Aim of the exercise: Which lines contain the string "appearance"? Please list every one of them.

Collection entries:

>> Start

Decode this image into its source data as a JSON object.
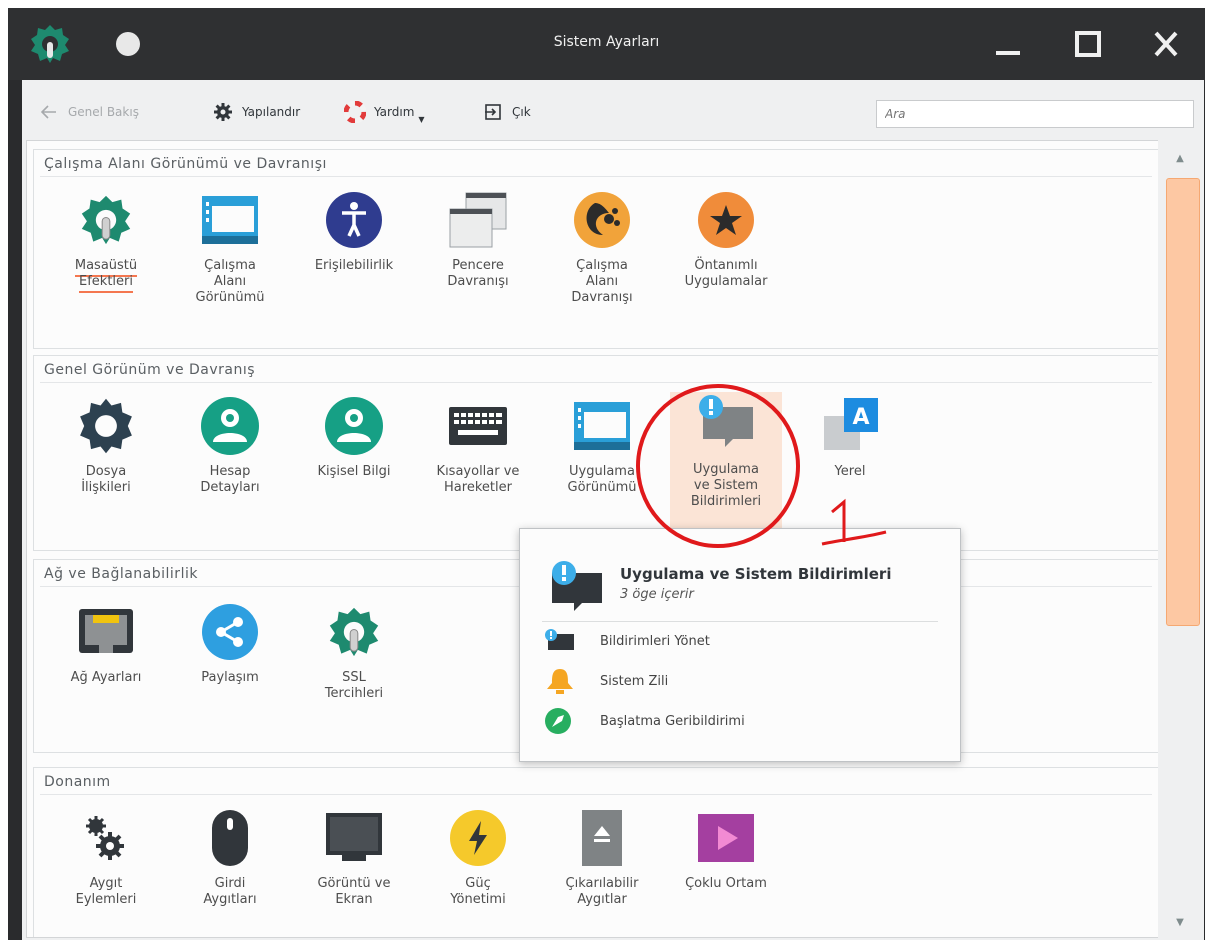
{
  "window": {
    "title": "Sistem Ayarları"
  },
  "toolbar": {
    "back_label": "Genel Bakış",
    "configure_label": "Yapılandır",
    "help_label": "Yardım",
    "quit_label": "Çık",
    "search_placeholder": "Ara"
  },
  "sections": [
    {
      "title": "Çalışma Alanı Görünümü ve Davranışı",
      "items": [
        {
          "label": "Masaüstü\nEfektleri",
          "icon": "desktop-effects-icon"
        },
        {
          "label": "Çalışma\nAlanı\nGörünümü",
          "icon": "workspace-appearance-icon"
        },
        {
          "label": "Erişilebilirlik",
          "icon": "accessibility-icon"
        },
        {
          "label": "Pencere\nDavranışı",
          "icon": "window-behavior-icon"
        },
        {
          "label": "Çalışma\nAlanı\nDavranışı",
          "icon": "workspace-behavior-icon"
        },
        {
          "label": "Öntanımlı\nUygulamalar",
          "icon": "default-apps-icon"
        }
      ]
    },
    {
      "title": "Genel Görünüm ve Davranış",
      "items": [
        {
          "label": "Dosya\nİlişkileri",
          "icon": "file-associations-icon"
        },
        {
          "label": "Hesap\nDetayları",
          "icon": "account-details-icon"
        },
        {
          "label": "Kişisel Bilgi",
          "icon": "personal-info-icon"
        },
        {
          "label": "Kısayollar ve\nHareketler",
          "icon": "shortcuts-icon"
        },
        {
          "label": "Uygulama\nGörünümü",
          "icon": "app-appearance-icon"
        },
        {
          "label": "Uygulama\nve Sistem\nBildirimleri",
          "icon": "notifications-icon"
        },
        {
          "label": "Yerel",
          "icon": "locale-icon"
        }
      ]
    },
    {
      "title": "Ağ ve Bağlanabilirlik",
      "items": [
        {
          "label": "Ağ Ayarları",
          "icon": "network-icon"
        },
        {
          "label": "Paylaşım",
          "icon": "sharing-icon"
        },
        {
          "label": "SSL\nTercihleri",
          "icon": "ssl-icon"
        }
      ]
    },
    {
      "title": "Donanım",
      "items": [
        {
          "label": "Aygıt\nEylemleri",
          "icon": "device-actions-icon"
        },
        {
          "label": "Girdi\nAygıtları",
          "icon": "input-devices-icon"
        },
        {
          "label": "Görüntü ve\nEkran",
          "icon": "display-icon"
        },
        {
          "label": "Güç\nYönetimi",
          "icon": "power-icon"
        },
        {
          "label": "Çıkarılabilir\nAygıtlar",
          "icon": "removable-devices-icon"
        },
        {
          "label": "Çoklu Ortam",
          "icon": "multimedia-icon"
        }
      ]
    }
  ],
  "popup": {
    "title": "Uygulama ve Sistem Bildirimleri",
    "subtitle": "3 öge içerir",
    "items": [
      {
        "label": "Bildirimleri Yönet",
        "icon": "manage-notifications-icon"
      },
      {
        "label": "Sistem Zili",
        "icon": "bell-icon"
      },
      {
        "label": "Başlatma Geribildirimi",
        "icon": "launch-feedback-icon"
      }
    ]
  },
  "annotation": {
    "text": "1",
    "color": "#e0191b"
  },
  "colors": {
    "accent": "#f47750",
    "scroll_thumb": "#fdc8a3",
    "titlebar": "#2f3032",
    "teal": "#16a085",
    "blue": "#3daee9",
    "navy": "#2f3c8f"
  }
}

>> End

Result of this exercise:
          "icon": "workspace-appearance-icon"
          "icon": "app-appearance-icon"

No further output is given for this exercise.